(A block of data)
'''

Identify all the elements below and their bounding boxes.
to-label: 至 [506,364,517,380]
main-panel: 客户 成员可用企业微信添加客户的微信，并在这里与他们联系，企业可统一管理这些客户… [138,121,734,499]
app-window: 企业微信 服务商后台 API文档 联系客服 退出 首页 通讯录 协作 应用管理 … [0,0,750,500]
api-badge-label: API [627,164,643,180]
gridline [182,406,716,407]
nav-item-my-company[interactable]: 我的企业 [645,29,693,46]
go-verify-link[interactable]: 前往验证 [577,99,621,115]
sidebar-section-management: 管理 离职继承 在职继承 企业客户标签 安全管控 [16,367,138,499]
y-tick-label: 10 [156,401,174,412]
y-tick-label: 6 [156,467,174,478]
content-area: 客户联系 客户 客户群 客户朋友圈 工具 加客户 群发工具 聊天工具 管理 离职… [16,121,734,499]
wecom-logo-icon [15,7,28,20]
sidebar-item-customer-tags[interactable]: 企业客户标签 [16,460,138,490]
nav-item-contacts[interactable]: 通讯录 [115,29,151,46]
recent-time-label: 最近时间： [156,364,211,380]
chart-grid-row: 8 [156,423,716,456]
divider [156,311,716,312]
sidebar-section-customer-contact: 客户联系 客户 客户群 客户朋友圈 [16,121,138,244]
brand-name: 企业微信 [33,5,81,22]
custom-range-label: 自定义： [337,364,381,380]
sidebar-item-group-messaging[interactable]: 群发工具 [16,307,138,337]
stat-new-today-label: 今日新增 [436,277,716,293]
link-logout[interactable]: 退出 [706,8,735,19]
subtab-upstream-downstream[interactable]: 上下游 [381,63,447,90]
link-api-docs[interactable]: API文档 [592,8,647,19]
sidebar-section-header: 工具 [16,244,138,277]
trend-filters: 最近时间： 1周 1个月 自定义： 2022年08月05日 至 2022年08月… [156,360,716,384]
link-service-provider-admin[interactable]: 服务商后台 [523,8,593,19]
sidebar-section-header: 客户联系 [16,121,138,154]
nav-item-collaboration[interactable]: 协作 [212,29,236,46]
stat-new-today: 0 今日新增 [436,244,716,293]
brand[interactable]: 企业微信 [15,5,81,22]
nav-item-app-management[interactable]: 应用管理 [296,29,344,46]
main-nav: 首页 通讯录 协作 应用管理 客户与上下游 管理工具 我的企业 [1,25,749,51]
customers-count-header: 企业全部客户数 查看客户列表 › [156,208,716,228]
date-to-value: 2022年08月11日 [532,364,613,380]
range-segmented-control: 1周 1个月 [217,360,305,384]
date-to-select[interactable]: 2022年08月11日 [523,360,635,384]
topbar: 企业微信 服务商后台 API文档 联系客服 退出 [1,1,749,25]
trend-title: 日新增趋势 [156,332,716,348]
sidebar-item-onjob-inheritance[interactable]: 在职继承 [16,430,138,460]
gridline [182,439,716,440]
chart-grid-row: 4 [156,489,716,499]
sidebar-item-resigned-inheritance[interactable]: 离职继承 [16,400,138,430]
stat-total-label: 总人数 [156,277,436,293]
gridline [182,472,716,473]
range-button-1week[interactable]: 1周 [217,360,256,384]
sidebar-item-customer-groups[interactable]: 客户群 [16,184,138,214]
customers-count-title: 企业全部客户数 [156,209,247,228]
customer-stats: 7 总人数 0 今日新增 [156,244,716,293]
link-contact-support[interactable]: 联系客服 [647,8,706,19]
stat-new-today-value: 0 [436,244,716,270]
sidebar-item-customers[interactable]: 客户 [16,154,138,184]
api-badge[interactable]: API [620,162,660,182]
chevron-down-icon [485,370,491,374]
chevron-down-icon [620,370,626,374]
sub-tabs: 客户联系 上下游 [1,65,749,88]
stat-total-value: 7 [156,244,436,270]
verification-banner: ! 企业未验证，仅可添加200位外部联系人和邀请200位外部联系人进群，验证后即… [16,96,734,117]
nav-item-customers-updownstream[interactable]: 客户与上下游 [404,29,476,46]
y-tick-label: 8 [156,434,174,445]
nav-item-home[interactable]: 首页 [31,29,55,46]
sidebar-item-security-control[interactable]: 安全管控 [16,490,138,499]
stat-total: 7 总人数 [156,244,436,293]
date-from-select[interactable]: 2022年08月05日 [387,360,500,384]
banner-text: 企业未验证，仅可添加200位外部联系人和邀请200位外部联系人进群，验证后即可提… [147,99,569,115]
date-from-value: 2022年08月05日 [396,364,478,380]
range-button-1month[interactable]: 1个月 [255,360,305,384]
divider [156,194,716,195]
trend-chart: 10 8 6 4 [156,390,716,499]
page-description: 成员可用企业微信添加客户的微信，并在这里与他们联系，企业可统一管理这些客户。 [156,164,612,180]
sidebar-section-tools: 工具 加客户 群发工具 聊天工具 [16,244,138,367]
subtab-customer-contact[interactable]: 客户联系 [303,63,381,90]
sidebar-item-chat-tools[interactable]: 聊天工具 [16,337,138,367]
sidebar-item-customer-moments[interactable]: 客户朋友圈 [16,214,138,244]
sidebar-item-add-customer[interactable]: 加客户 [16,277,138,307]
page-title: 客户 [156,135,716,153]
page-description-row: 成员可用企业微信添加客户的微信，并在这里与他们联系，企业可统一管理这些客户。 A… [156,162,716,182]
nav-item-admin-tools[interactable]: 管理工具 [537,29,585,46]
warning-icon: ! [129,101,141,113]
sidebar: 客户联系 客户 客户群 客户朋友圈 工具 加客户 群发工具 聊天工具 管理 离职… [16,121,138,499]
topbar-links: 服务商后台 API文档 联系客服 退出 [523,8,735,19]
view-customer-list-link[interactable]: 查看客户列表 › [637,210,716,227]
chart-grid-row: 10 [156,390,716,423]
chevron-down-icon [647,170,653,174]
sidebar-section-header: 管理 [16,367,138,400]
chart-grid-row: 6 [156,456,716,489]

'''

Copy every line of the material above word for word, changing nothing.

_Expected output_:
Identify all the elements below and their bounding boxes.
to-label: 至 [506,364,517,380]
main-panel: 客户 成员可用企业微信添加客户的微信，并在这里与他们联系，企业可统一管理这些客户… [138,121,734,499]
app-window: 企业微信 服务商后台 API文档 联系客服 退出 首页 通讯录 协作 应用管理 … [0,0,750,500]
api-badge-label: API [627,164,643,180]
gridline [182,406,716,407]
nav-item-my-company[interactable]: 我的企业 [645,29,693,46]
go-verify-link[interactable]: 前往验证 [577,99,621,115]
sidebar-section-management: 管理 离职继承 在职继承 企业客户标签 安全管控 [16,367,138,499]
y-tick-label: 10 [156,401,174,412]
y-tick-label: 6 [156,467,174,478]
content-area: 客户联系 客户 客户群 客户朋友圈 工具 加客户 群发工具 聊天工具 管理 离职… [16,121,734,499]
wecom-logo-icon [15,7,28,20]
sidebar-item-customer-tags[interactable]: 企业客户标签 [16,460,138,490]
nav-item-contacts[interactable]: 通讯录 [115,29,151,46]
recent-time-label: 最近时间： [156,364,211,380]
chart-grid-row: 8 [156,423,716,456]
divider [156,311,716,312]
sidebar-section-customer-contact: 客户联系 客户 客户群 客户朋友圈 [16,121,138,244]
brand-name: 企业微信 [33,5,81,22]
custom-range-label: 自定义： [337,364,381,380]
sidebar-item-group-messaging[interactable]: 群发工具 [16,307,138,337]
stat-new-today-label: 今日新增 [436,277,716,293]
link-logout[interactable]: 退出 [706,8,735,19]
subtab-upstream-downstream[interactable]: 上下游 [381,63,447,90]
link-api-docs[interactable]: API文档 [592,8,647,19]
sidebar-section-header: 工具 [16,244,138,277]
trend-filters: 最近时间： 1周 1个月 自定义： 2022年08月05日 至 2022年08月… [156,360,716,384]
link-service-provider-admin[interactable]: 服务商后台 [523,8,593,19]
sidebar-section-header: 客户联系 [16,121,138,154]
nav-item-collaboration[interactable]: 协作 [212,29,236,46]
stat-new-today: 0 今日新增 [436,244,716,293]
brand[interactable]: 企业微信 [15,5,81,22]
nav-item-app-management[interactable]: 应用管理 [296,29,344,46]
main-nav: 首页 通讯录 协作 应用管理 客户与上下游 管理工具 我的企业 [1,25,749,51]
customers-count-header: 企业全部客户数 查看客户列表 › [156,208,716,228]
date-to-value: 2022年08月11日 [532,364,613,380]
range-segmented-control: 1周 1个月 [217,360,305,384]
date-to-select[interactable]: 2022年08月11日 [523,360,635,384]
topbar: 企业微信 服务商后台 API文档 联系客服 退出 [1,1,749,25]
trend-title: 日新增趋势 [156,332,716,348]
sidebar-item-onjob-inheritance[interactable]: 在职继承 [16,430,138,460]
gridline [182,439,716,440]
chart-grid-row: 4 [156,489,716,499]
sidebar-item-resigned-inheritance[interactable]: 离职继承 [16,400,138,430]
stat-total-label: 总人数 [156,277,436,293]
gridline [182,472,716,473]
range-button-1week[interactable]: 1周 [217,360,256,384]
sidebar-item-customer-groups[interactable]: 客户群 [16,184,138,214]
customers-count-title: 企业全部客户数 [156,209,247,228]
customer-stats: 7 总人数 0 今日新增 [156,244,716,293]
link-contact-support[interactable]: 联系客服 [647,8,706,19]
stat-new-today-value: 0 [436,244,716,270]
sidebar-item-customers[interactable]: 客户 [16,154,138,184]
api-badge[interactable]: API [620,162,660,182]
chevron-down-icon [485,370,491,374]
chevron-down-icon [620,370,626,374]
sub-tabs: 客户联系 上下游 [1,65,749,88]
stat-total-value: 7 [156,244,436,270]
verification-banner: ! 企业未验证，仅可添加200位外部联系人和邀请200位外部联系人进群，验证后即… [16,96,734,117]
nav-item-customers-updownstream[interactable]: 客户与上下游 [404,29,476,46]
y-tick-label: 8 [156,434,174,445]
nav-item-home[interactable]: 首页 [31,29,55,46]
sidebar-item-security-control[interactable]: 安全管控 [16,490,138,499]
stat-total: 7 总人数 [156,244,436,293]
date-from-select[interactable]: 2022年08月05日 [387,360,500,384]
banner-text: 企业未验证，仅可添加200位外部联系人和邀请200位外部联系人进群，验证后即可提… [147,99,569,115]
date-from-value: 2022年08月05日 [396,364,478,380]
range-button-1month[interactable]: 1个月 [255,360,305,384]
divider [156,194,716,195]
trend-chart: 10 8 6 4 [156,390,716,499]
page-description: 成员可用企业微信添加客户的微信，并在这里与他们联系，企业可统一管理这些客户。 [156,164,612,180]
sidebar-section-tools: 工具 加客户 群发工具 聊天工具 [16,244,138,367]
subtab-customer-contact[interactable]: 客户联系 [303,63,381,90]
sidebar-item-chat-tools[interactable]: 聊天工具 [16,337,138,367]
sidebar-item-customer-moments[interactable]: 客户朋友圈 [16,214,138,244]
sidebar-item-add-customer[interactable]: 加客户 [16,277,138,307]
page-title: 客户 [156,135,716,153]
page-description-row: 成员可用企业微信添加客户的微信，并在这里与他们联系，企业可统一管理这些客户。 A… [156,162,716,182]
nav-item-admin-tools[interactable]: 管理工具 [537,29,585,46]
warning-icon: ! [129,101,141,113]
sidebar: 客户联系 客户 客户群 客户朋友圈 工具 加客户 群发工具 聊天工具 管理 离职… [16,121,138,499]
topbar-links: 服务商后台 API文档 联系客服 退出 [523,8,735,19]
view-customer-list-link[interactable]: 查看客户列表 › [637,210,716,227]
chart-grid-row: 10 [156,390,716,423]
chevron-down-icon [647,170,653,174]
sidebar-section-header: 管理 [16,367,138,400]
chart-grid-row: 6 [156,456,716,489]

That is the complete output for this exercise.